• **What is expected**:
Restate all of the entries exactly, dropping any pictures they hold.

(Figure record extracts)
_ _ _ _ _ _ _
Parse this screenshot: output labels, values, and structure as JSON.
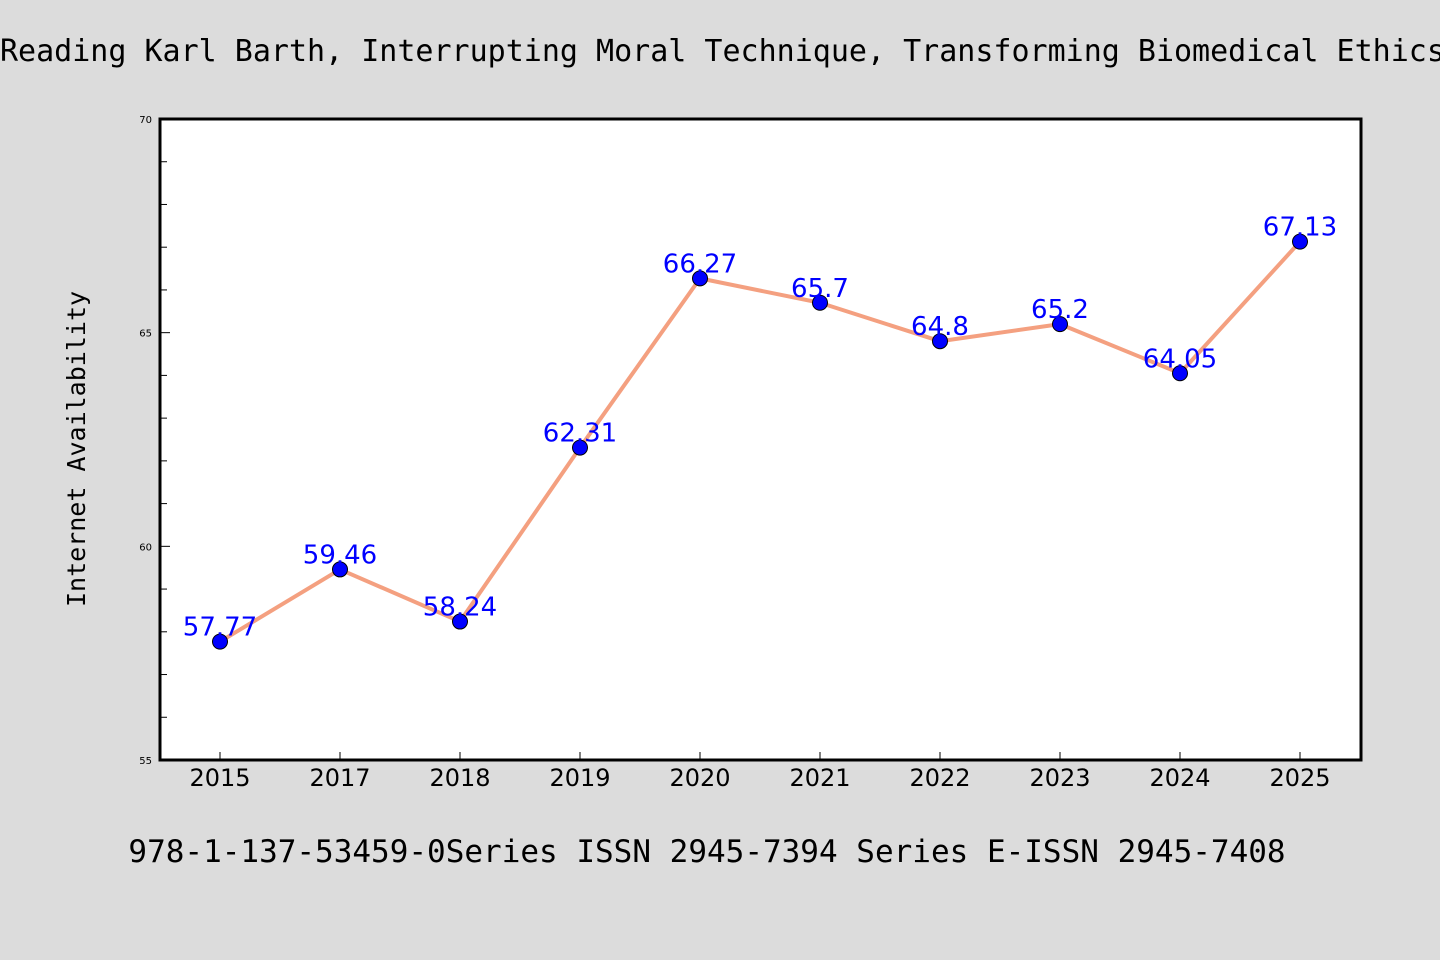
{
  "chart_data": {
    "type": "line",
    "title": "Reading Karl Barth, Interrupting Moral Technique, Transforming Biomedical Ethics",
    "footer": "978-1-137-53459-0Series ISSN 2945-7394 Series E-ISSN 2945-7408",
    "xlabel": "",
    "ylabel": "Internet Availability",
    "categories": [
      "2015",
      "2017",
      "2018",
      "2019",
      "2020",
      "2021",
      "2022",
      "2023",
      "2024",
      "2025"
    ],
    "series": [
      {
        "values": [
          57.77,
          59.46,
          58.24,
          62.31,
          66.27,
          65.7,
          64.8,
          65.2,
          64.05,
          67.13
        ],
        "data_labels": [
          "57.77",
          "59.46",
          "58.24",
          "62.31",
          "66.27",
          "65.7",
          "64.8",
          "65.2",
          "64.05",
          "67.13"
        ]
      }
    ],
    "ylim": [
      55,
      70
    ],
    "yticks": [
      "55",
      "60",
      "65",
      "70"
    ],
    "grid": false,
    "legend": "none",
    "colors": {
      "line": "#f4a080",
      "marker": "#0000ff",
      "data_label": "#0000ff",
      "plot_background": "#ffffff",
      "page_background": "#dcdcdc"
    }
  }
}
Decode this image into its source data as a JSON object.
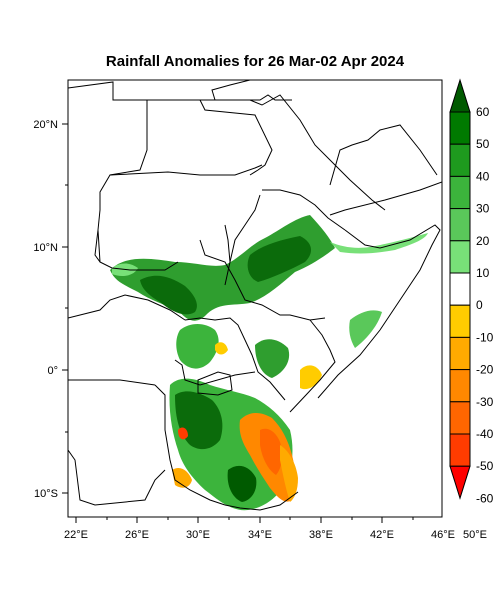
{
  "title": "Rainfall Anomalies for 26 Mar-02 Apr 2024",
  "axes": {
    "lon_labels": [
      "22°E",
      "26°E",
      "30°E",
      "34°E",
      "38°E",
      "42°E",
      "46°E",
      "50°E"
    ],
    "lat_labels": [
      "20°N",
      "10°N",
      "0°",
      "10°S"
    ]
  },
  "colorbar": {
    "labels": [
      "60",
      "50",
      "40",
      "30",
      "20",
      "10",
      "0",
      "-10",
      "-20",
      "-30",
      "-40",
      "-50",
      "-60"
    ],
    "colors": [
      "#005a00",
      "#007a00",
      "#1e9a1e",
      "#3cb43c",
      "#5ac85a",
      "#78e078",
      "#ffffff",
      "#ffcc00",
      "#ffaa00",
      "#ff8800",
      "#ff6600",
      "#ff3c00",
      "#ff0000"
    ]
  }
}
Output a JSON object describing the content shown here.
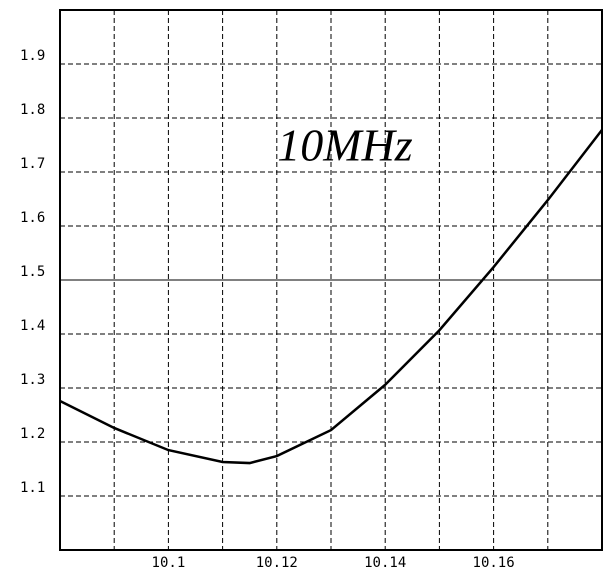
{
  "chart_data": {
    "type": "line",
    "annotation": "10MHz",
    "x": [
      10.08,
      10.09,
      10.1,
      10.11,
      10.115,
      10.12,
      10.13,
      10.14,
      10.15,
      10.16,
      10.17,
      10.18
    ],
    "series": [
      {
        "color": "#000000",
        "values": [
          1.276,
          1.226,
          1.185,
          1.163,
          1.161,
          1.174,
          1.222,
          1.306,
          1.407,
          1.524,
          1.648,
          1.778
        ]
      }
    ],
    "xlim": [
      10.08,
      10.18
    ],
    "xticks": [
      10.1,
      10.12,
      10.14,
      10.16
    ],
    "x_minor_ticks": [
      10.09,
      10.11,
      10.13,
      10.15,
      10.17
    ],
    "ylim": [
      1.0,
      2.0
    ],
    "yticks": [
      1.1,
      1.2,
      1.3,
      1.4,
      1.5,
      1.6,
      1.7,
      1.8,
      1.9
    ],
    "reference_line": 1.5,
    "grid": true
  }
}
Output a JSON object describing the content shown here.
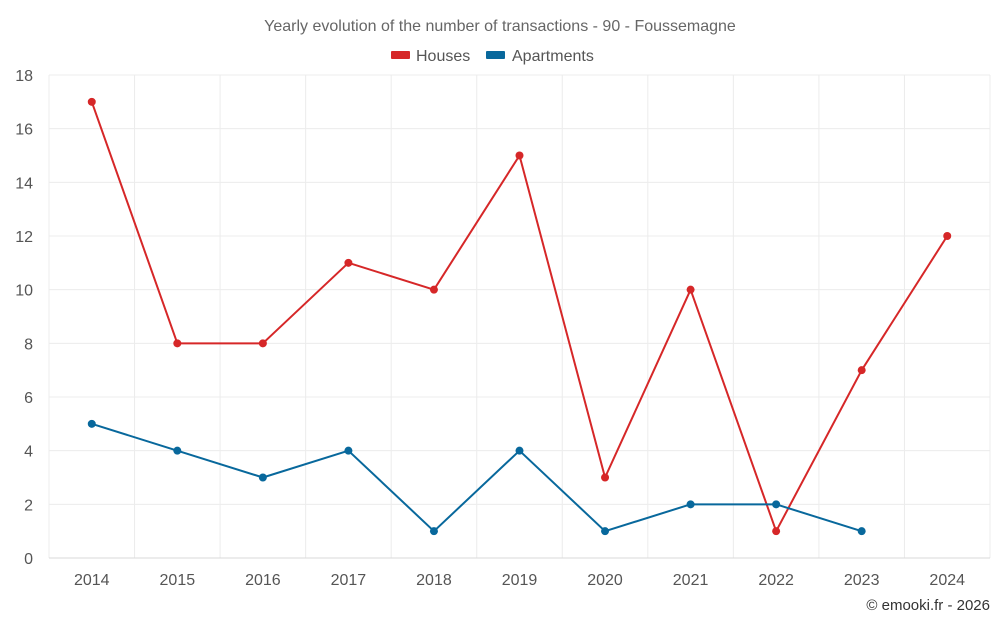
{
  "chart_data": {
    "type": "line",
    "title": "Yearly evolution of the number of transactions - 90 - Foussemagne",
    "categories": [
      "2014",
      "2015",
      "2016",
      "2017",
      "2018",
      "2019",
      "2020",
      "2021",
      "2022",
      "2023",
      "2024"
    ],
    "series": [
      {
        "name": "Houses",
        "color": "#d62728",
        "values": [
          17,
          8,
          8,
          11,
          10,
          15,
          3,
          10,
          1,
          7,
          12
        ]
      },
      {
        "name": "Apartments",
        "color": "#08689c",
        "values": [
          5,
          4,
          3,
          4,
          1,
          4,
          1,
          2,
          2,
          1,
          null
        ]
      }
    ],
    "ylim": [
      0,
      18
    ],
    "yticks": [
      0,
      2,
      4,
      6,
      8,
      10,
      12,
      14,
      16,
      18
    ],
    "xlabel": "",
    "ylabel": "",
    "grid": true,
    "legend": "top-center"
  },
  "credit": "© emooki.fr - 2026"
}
_ _ _ _ _ _ _
• **Complete answer**:
Parse this screenshot: output labels, values, and structure as JSON.
{
  "chart_data": {
    "type": "line",
    "title": "Reading Karl Barth, Interrupting Moral Technique, Transforming Biomedical Ethics",
    "footer": "978-1-137-53459-0Series ISSN 2945-7394 Series E-ISSN 2945-7408",
    "xlabel": "",
    "ylabel": "Internet Availability",
    "categories": [
      "2015",
      "2017",
      "2018",
      "2019",
      "2020",
      "2021",
      "2022",
      "2023",
      "2024",
      "2025"
    ],
    "series": [
      {
        "values": [
          57.77,
          59.46,
          58.24,
          62.31,
          66.27,
          65.7,
          64.8,
          65.2,
          64.05,
          67.13
        ],
        "data_labels": [
          "57.77",
          "59.46",
          "58.24",
          "62.31",
          "66.27",
          "65.7",
          "64.8",
          "65.2",
          "64.05",
          "67.13"
        ]
      }
    ],
    "ylim": [
      55,
      70
    ],
    "yticks": [
      "55",
      "60",
      "65",
      "70"
    ],
    "grid": false,
    "legend": "none",
    "colors": {
      "line": "#f4a080",
      "marker": "#0000ff",
      "data_label": "#0000ff",
      "plot_background": "#ffffff",
      "page_background": "#dcdcdc"
    }
  }
}
Decode this image into its source data as a JSON object.
{
  "title": "Rainfall Anomalies for 26 Mar-02 Apr 2024",
  "axes": {
    "lon_labels": [
      "22°E",
      "26°E",
      "30°E",
      "34°E",
      "38°E",
      "42°E",
      "46°E",
      "50°E"
    ],
    "lat_labels": [
      "20°N",
      "10°N",
      "0°",
      "10°S"
    ]
  },
  "colorbar": {
    "labels": [
      "60",
      "50",
      "40",
      "30",
      "20",
      "10",
      "0",
      "-10",
      "-20",
      "-30",
      "-40",
      "-50",
      "-60"
    ],
    "colors": [
      "#005a00",
      "#007a00",
      "#1e9a1e",
      "#3cb43c",
      "#5ac85a",
      "#78e078",
      "#ffffff",
      "#ffcc00",
      "#ffaa00",
      "#ff8800",
      "#ff6600",
      "#ff3c00",
      "#ff0000"
    ]
  }
}
Output a JSON object describing the content shown here.
{
  "chart_data": {
    "type": "line",
    "annotation": "10MHz",
    "x": [
      10.08,
      10.09,
      10.1,
      10.11,
      10.115,
      10.12,
      10.13,
      10.14,
      10.15,
      10.16,
      10.17,
      10.18
    ],
    "series": [
      {
        "color": "#000000",
        "values": [
          1.276,
          1.226,
          1.185,
          1.163,
          1.161,
          1.174,
          1.222,
          1.306,
          1.407,
          1.524,
          1.648,
          1.778
        ]
      }
    ],
    "xlim": [
      10.08,
      10.18
    ],
    "xticks": [
      10.1,
      10.12,
      10.14,
      10.16
    ],
    "x_minor_ticks": [
      10.09,
      10.11,
      10.13,
      10.15,
      10.17
    ],
    "ylim": [
      1.0,
      2.0
    ],
    "yticks": [
      1.1,
      1.2,
      1.3,
      1.4,
      1.5,
      1.6,
      1.7,
      1.8,
      1.9
    ],
    "reference_line": 1.5,
    "grid": true
  }
}
Output a JSON object describing the content shown here.
{
  "chart_data": {
    "type": "line",
    "title": "Yearly evolution of the number of transactions - 90 - Foussemagne",
    "categories": [
      "2014",
      "2015",
      "2016",
      "2017",
      "2018",
      "2019",
      "2020",
      "2021",
      "2022",
      "2023",
      "2024"
    ],
    "series": [
      {
        "name": "Houses",
        "color": "#d62728",
        "values": [
          17,
          8,
          8,
          11,
          10,
          15,
          3,
          10,
          1,
          7,
          12
        ]
      },
      {
        "name": "Apartments",
        "color": "#08689c",
        "values": [
          5,
          4,
          3,
          4,
          1,
          4,
          1,
          2,
          2,
          1,
          null
        ]
      }
    ],
    "ylim": [
      0,
      18
    ],
    "yticks": [
      0,
      2,
      4,
      6,
      8,
      10,
      12,
      14,
      16,
      18
    ],
    "xlabel": "",
    "ylabel": "",
    "grid": true,
    "legend": "top-center"
  },
  "credit": "© emooki.fr - 2026"
}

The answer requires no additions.